Records to process –

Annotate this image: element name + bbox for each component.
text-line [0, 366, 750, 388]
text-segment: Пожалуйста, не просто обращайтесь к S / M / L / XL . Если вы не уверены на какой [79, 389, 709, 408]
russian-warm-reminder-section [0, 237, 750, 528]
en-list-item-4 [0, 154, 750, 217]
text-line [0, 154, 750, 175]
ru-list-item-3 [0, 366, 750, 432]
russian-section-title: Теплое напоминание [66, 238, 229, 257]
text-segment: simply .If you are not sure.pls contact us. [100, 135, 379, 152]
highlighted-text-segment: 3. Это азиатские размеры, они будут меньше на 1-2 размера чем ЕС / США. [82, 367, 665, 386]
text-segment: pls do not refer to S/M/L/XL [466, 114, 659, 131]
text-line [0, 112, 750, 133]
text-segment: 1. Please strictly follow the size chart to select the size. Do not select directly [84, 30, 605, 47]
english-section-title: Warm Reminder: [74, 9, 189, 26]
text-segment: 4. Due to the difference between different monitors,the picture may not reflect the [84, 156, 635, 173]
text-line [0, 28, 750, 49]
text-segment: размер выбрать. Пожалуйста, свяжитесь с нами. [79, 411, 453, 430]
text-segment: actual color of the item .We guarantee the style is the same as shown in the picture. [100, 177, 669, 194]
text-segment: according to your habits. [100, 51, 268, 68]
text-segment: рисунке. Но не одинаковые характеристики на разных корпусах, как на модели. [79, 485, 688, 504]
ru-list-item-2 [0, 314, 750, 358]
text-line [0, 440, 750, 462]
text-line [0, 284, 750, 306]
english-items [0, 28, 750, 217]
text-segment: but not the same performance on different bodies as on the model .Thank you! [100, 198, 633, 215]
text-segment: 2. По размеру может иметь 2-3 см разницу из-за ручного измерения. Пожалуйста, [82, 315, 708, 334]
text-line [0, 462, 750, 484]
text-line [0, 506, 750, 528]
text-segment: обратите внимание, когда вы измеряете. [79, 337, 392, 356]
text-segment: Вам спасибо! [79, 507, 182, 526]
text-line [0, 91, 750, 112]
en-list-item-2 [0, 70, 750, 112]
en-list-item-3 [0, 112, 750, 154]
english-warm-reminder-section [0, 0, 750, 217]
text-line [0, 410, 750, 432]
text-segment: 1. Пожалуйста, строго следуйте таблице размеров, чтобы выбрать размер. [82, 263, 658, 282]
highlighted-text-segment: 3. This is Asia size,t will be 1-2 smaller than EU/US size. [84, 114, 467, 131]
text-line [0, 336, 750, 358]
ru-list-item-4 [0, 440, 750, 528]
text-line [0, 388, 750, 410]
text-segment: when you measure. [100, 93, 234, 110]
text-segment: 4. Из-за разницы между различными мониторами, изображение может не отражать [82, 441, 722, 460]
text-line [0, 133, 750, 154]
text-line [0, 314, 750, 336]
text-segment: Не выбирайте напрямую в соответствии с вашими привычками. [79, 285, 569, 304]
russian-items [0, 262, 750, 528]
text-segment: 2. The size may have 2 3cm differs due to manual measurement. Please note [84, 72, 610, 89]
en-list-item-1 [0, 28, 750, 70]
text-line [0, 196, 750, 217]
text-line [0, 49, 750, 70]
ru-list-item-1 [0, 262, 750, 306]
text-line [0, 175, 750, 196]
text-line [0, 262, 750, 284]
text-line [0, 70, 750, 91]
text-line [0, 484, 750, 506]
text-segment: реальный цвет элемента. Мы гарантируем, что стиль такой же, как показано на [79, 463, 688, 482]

Aim of the task – Copy out all of the data above line for line, keeping every character unchanged.

Complete response –
Annotate this image: element name + bbox for each component.
text-line [0, 366, 750, 388]
text-segment: Пожалуйста, не просто обращайтесь к S / M / L / XL . Если вы не уверены на какой [79, 389, 709, 408]
russian-warm-reminder-section [0, 237, 750, 528]
en-list-item-4 [0, 154, 750, 217]
text-line [0, 154, 750, 175]
ru-list-item-3 [0, 366, 750, 432]
russian-section-title: Теплое напоминание [66, 238, 229, 257]
text-segment: simply .If you are not sure.pls contact us. [100, 135, 379, 152]
highlighted-text-segment: 3. Это азиатские размеры, они будут меньше на 1-2 размера чем ЕС / США. [82, 367, 665, 386]
text-segment: pls do not refer to S/M/L/XL [466, 114, 659, 131]
text-line [0, 112, 750, 133]
text-segment: 1. Please strictly follow the size chart to select the size. Do not select directly [84, 30, 605, 47]
english-section-title: Warm Reminder: [74, 9, 189, 26]
text-segment: 4. Due to the difference between different monitors,the picture may not reflect the [84, 156, 635, 173]
text-line [0, 28, 750, 49]
text-segment: размер выбрать. Пожалуйста, свяжитесь с нами. [79, 411, 453, 430]
text-segment: actual color of the item .We guarantee the style is the same as shown in the picture. [100, 177, 669, 194]
text-segment: according to your habits. [100, 51, 268, 68]
text-segment: рисунке. Но не одинаковые характеристики на разных корпусах, как на модели. [79, 485, 688, 504]
ru-list-item-2 [0, 314, 750, 358]
text-line [0, 440, 750, 462]
text-line [0, 284, 750, 306]
english-items [0, 28, 750, 217]
text-segment: but not the same performance on different bodies as on the model .Thank you! [100, 198, 633, 215]
text-segment: 2. По размеру может иметь 2-3 см разницу из-за ручного измерения. Пожалуйста, [82, 315, 708, 334]
text-line [0, 462, 750, 484]
text-line [0, 506, 750, 528]
text-segment: обратите внимание, когда вы измеряете. [79, 337, 392, 356]
text-segment: Вам спасибо! [79, 507, 182, 526]
text-line [0, 91, 750, 112]
en-list-item-2 [0, 70, 750, 112]
en-list-item-3 [0, 112, 750, 154]
english-warm-reminder-section [0, 0, 750, 217]
text-line [0, 410, 750, 432]
text-segment: 1. Пожалуйста, строго следуйте таблице размеров, чтобы выбрать размер. [82, 263, 658, 282]
highlighted-text-segment: 3. This is Asia size,t will be 1-2 smaller than EU/US size. [84, 114, 467, 131]
text-line [0, 336, 750, 358]
ru-list-item-4 [0, 440, 750, 528]
text-line [0, 388, 750, 410]
text-segment: when you measure. [100, 93, 234, 110]
text-segment: 4. Из-за разницы между различными мониторами, изображение может не отражать [82, 441, 722, 460]
text-line [0, 133, 750, 154]
text-line [0, 314, 750, 336]
text-segment: Не выбирайте напрямую в соответствии с вашими привычками. [79, 285, 569, 304]
russian-items [0, 262, 750, 528]
text-segment: 2. The size may have 2 3cm differs due to manual measurement. Please note [84, 72, 610, 89]
en-list-item-1 [0, 28, 750, 70]
text-line [0, 196, 750, 217]
text-line [0, 49, 750, 70]
ru-list-item-1 [0, 262, 750, 306]
text-line [0, 175, 750, 196]
text-line [0, 262, 750, 284]
text-line [0, 70, 750, 91]
text-line [0, 484, 750, 506]
text-segment: реальный цвет элемента. Мы гарантируем, что стиль такой же, как показано на [79, 463, 688, 482]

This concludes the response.